| SET PROBLEM |
Repeat the records verbatim and leave the pictures out of your copy.

+-------+

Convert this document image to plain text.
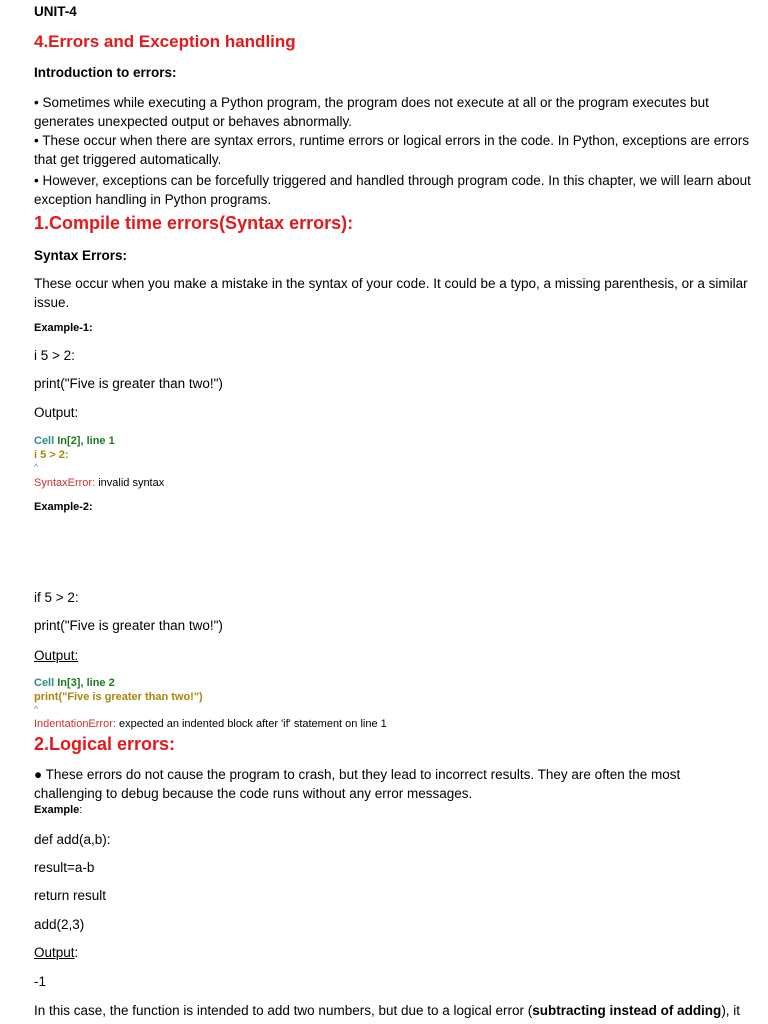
UNIT-4

4.Errors and Exception handling

Introduction to errors:

• Sometimes while executing a Python program, the program does not execute at all or the program executes but generates unexpected output or behaves abnormally.

• These occur when there are syntax errors, runtime errors or logical errors in the code. In Python, exceptions are errors that get triggered automatically.

• However, exceptions can be forcefully triggered and handled through program code. In this chapter, we will learn about exception handling in Python programs.

1.Compile time errors(Syntax errors):

Syntax Errors:

These occur when you make a mistake in the syntax of your code. It could be a typo, a missing parenthesis, or a similar issue.

Example-1:

i 5 > 2:

print("Five is greater than two!")

Output:

Cell In[2], line 1

i 5 > 2:

^

SyntaxError: invalid syntax

Example-2:

if 5 > 2:

print("Five is greater than two!")

Output:

Cell In[3], line 2

print("Five is greater than two!")

^

IndentationError: expected an indented block after 'if' statement on line 1

2.Logical errors:

● These errors do not cause the program to crash, but they lead to incorrect results. They are often the most challenging to debug because the code runs without any error messages.

Example:

def add(a,b):

result=a-b

return result

add(2,3)

Output:

-1

In this case, the function is intended to add two numbers, but due to a logical error (subtracting instead of adding), it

+-------+

| WRITTEN ANSWER |
Convert this document image to plain text.
UNIT-4

4.Errors and Exception handling

Introduction to errors:

• Sometimes while executing a Python program, the program does not execute at all or the program executes but generates unexpected output or behaves abnormally.

• These occur when there are syntax errors, runtime errors or logical errors in the code. In Python, exceptions are errors that get triggered automatically.

• However, exceptions can be forcefully triggered and handled through program code. In this chapter, we will learn about exception handling in Python programs.

1.Compile time errors(Syntax errors):

Syntax Errors:

These occur when you make a mistake in the syntax of your code. It could be a typo, a missing parenthesis, or a similar issue.

Example-1:

i 5 > 2:

print("Five is greater than two!")

Output:

Cell In[2], line 1

i 5 > 2:

^

SyntaxError: invalid syntax

Example-2:

if 5 > 2:

print("Five is greater than two!")

Output:

Cell In[3], line 2

print("Five is greater than two!")

^

IndentationError: expected an indented block after 'if' statement on line 1

2.Logical errors:

● These errors do not cause the program to crash, but they lead to incorrect results. They are often the most challenging to debug because the code runs without any error messages.

Example:

def add(a,b):

result=a-b

return result

add(2,3)

Output:

-1

In this case, the function is intended to add two numbers, but due to a logical error (subtracting instead of adding), it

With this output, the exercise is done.